> [Exercise prompt]
Reproduce every line of the listing as written, apart from the pictures.

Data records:
** start **
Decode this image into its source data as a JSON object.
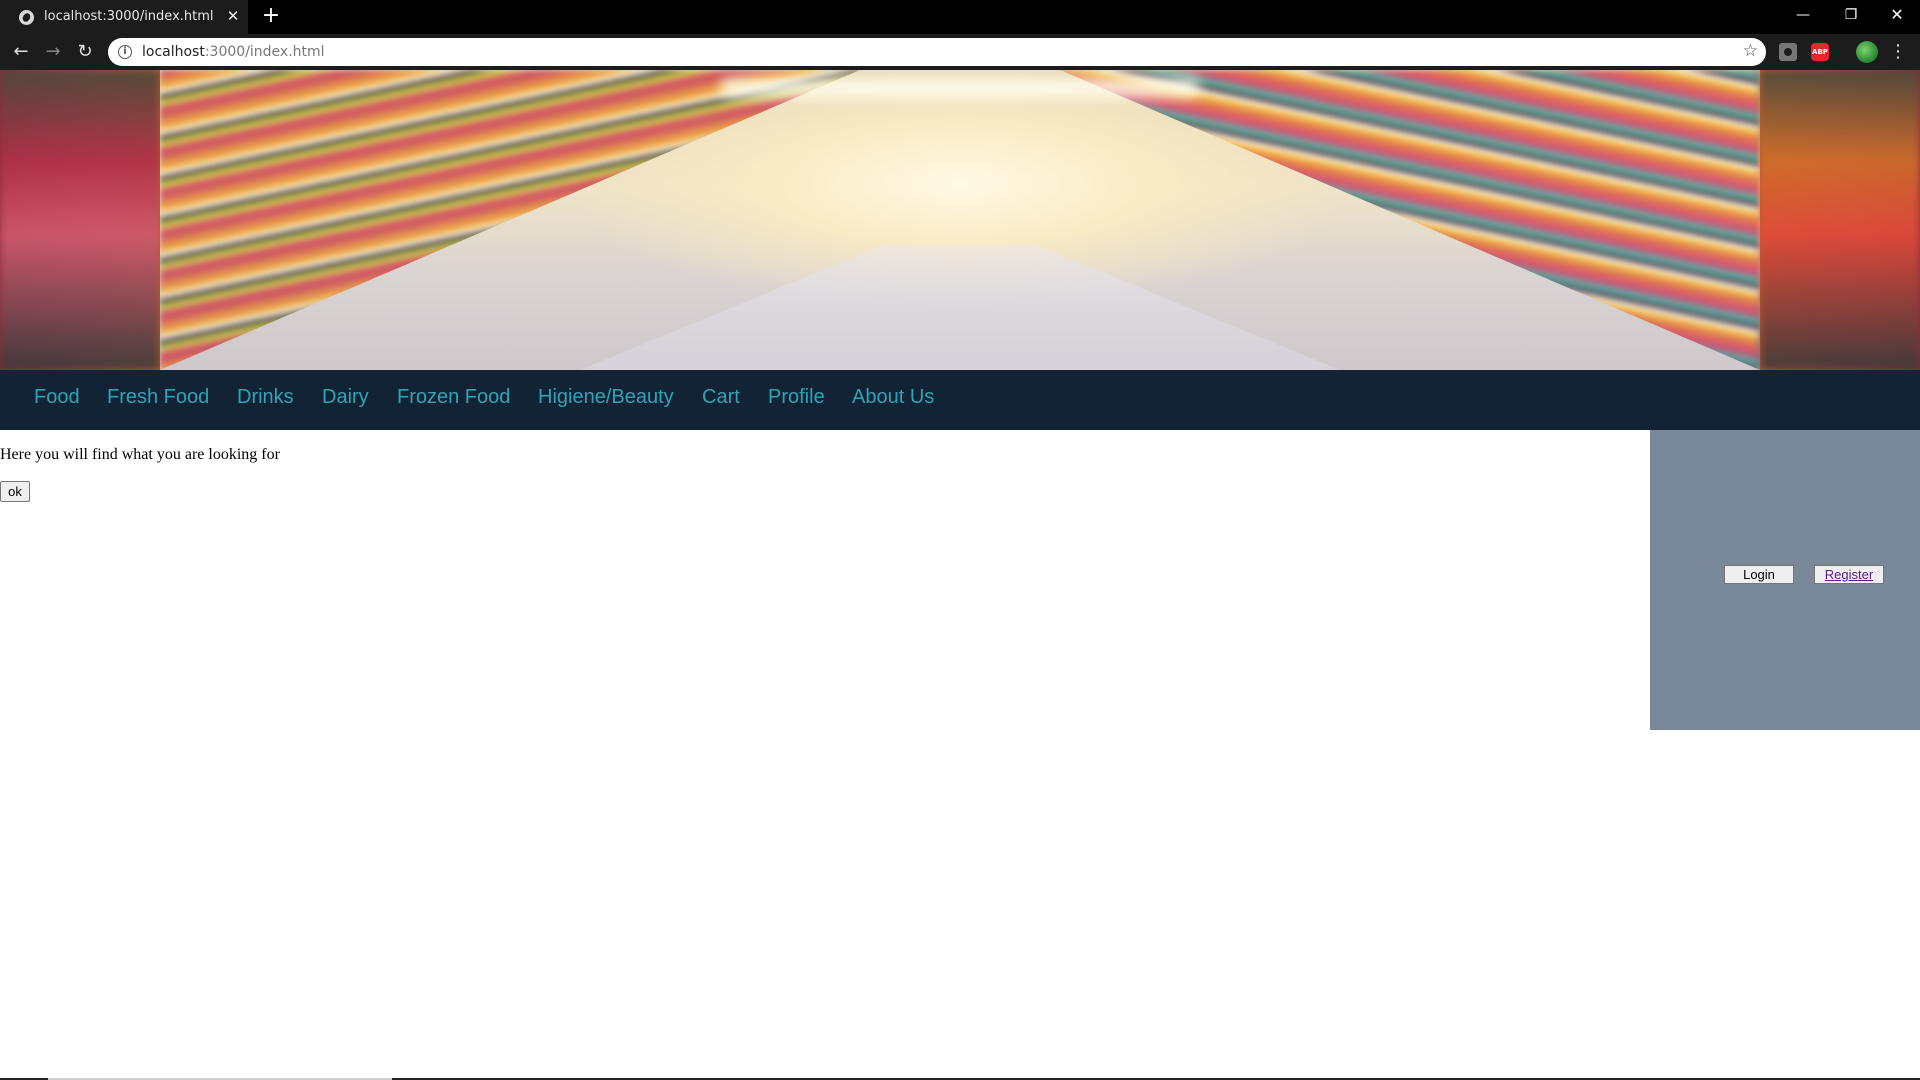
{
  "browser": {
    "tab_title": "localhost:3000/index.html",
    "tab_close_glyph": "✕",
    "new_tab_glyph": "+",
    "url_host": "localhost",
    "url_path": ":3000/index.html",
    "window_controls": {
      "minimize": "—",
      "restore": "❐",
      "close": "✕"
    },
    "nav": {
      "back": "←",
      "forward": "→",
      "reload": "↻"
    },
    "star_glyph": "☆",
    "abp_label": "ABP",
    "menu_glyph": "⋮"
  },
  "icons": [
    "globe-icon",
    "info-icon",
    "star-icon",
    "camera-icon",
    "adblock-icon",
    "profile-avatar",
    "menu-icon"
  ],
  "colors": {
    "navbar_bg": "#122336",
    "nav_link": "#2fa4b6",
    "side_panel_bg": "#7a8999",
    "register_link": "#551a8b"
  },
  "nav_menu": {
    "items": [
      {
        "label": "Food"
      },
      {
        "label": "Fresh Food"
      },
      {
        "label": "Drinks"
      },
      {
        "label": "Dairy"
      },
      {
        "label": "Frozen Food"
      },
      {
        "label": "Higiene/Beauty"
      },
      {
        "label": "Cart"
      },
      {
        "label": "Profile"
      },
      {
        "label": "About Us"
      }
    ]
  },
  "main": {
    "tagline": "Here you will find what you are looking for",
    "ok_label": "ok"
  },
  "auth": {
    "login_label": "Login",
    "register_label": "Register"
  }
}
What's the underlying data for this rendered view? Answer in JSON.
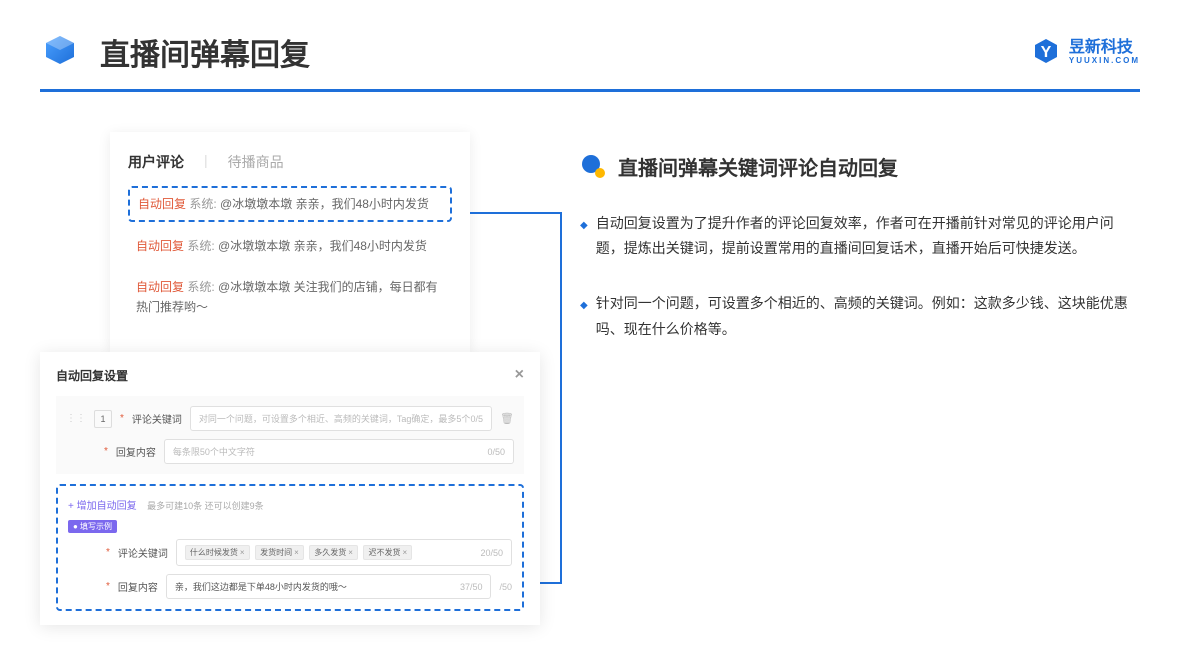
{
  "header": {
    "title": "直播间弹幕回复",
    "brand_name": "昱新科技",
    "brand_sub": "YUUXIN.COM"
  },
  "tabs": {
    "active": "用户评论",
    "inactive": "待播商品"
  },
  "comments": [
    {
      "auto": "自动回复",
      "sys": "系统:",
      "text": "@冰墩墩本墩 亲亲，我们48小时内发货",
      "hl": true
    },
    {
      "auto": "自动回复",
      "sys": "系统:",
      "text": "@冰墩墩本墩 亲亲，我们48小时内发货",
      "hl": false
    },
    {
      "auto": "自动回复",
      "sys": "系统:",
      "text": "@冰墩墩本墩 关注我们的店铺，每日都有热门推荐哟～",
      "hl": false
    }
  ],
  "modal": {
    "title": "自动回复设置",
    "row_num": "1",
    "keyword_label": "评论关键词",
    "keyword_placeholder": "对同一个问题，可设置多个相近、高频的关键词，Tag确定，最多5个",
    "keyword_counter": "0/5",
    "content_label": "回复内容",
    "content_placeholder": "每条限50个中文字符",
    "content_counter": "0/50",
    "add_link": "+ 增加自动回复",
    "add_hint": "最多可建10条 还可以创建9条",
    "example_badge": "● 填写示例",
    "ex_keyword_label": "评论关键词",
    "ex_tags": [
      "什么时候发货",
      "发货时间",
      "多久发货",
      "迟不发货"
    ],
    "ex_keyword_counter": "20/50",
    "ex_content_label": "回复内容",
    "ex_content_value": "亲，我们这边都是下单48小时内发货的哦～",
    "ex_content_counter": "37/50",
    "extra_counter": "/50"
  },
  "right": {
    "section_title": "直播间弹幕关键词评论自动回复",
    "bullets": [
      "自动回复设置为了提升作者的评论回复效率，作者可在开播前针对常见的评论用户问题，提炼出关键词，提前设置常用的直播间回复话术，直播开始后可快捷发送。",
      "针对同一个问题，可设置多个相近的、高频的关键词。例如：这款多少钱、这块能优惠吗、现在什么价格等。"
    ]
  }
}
** end **
> [The solution]
Decode this image into its source data as a JSON object.
{
  "browser": {
    "tab_title": "localhost:3000/index.html",
    "tab_close_glyph": "✕",
    "new_tab_glyph": "+",
    "url_host": "localhost",
    "url_path": ":3000/index.html",
    "window_controls": {
      "minimize": "—",
      "restore": "❐",
      "close": "✕"
    },
    "nav": {
      "back": "←",
      "forward": "→",
      "reload": "↻"
    },
    "star_glyph": "☆",
    "abp_label": "ABP",
    "menu_glyph": "⋮"
  },
  "icons": [
    "globe-icon",
    "info-icon",
    "star-icon",
    "camera-icon",
    "adblock-icon",
    "profile-avatar",
    "menu-icon"
  ],
  "colors": {
    "navbar_bg": "#122336",
    "nav_link": "#2fa4b6",
    "side_panel_bg": "#7a8999",
    "register_link": "#551a8b"
  },
  "nav_menu": {
    "items": [
      {
        "label": "Food"
      },
      {
        "label": "Fresh Food"
      },
      {
        "label": "Drinks"
      },
      {
        "label": "Dairy"
      },
      {
        "label": "Frozen Food"
      },
      {
        "label": "Higiene/Beauty"
      },
      {
        "label": "Cart"
      },
      {
        "label": "Profile"
      },
      {
        "label": "About Us"
      }
    ]
  },
  "main": {
    "tagline": "Here you will find what you are looking for",
    "ok_label": "ok"
  },
  "auth": {
    "login_label": "Login",
    "register_label": "Register"
  }
}
What's the underlying data for this rendered view? Answer in JSON.
{
  "header": {
    "title": "直播间弹幕回复",
    "brand_name": "昱新科技",
    "brand_sub": "YUUXIN.COM"
  },
  "tabs": {
    "active": "用户评论",
    "inactive": "待播商品"
  },
  "comments": [
    {
      "auto": "自动回复",
      "sys": "系统:",
      "text": "@冰墩墩本墩 亲亲，我们48小时内发货",
      "hl": true
    },
    {
      "auto": "自动回复",
      "sys": "系统:",
      "text": "@冰墩墩本墩 亲亲，我们48小时内发货",
      "hl": false
    },
    {
      "auto": "自动回复",
      "sys": "系统:",
      "text": "@冰墩墩本墩 关注我们的店铺，每日都有热门推荐哟～",
      "hl": false
    }
  ],
  "modal": {
    "title": "自动回复设置",
    "row_num": "1",
    "keyword_label": "评论关键词",
    "keyword_placeholder": "对同一个问题，可设置多个相近、高频的关键词，Tag确定，最多5个",
    "keyword_counter": "0/5",
    "content_label": "回复内容",
    "content_placeholder": "每条限50个中文字符",
    "content_counter": "0/50",
    "add_link": "+ 增加自动回复",
    "add_hint": "最多可建10条 还可以创建9条",
    "example_badge": "● 填写示例",
    "ex_keyword_label": "评论关键词",
    "ex_tags": [
      "什么时候发货",
      "发货时间",
      "多久发货",
      "迟不发货"
    ],
    "ex_keyword_counter": "20/50",
    "ex_content_label": "回复内容",
    "ex_content_value": "亲，我们这边都是下单48小时内发货的哦～",
    "ex_content_counter": "37/50",
    "extra_counter": "/50"
  },
  "right": {
    "section_title": "直播间弹幕关键词评论自动回复",
    "bullets": [
      "自动回复设置为了提升作者的评论回复效率，作者可在开播前针对常见的评论用户问题，提炼出关键词，提前设置常用的直播间回复话术，直播开始后可快捷发送。",
      "针对同一个问题，可设置多个相近的、高频的关键词。例如：这款多少钱、这块能优惠吗、现在什么价格等。"
    ]
  }
}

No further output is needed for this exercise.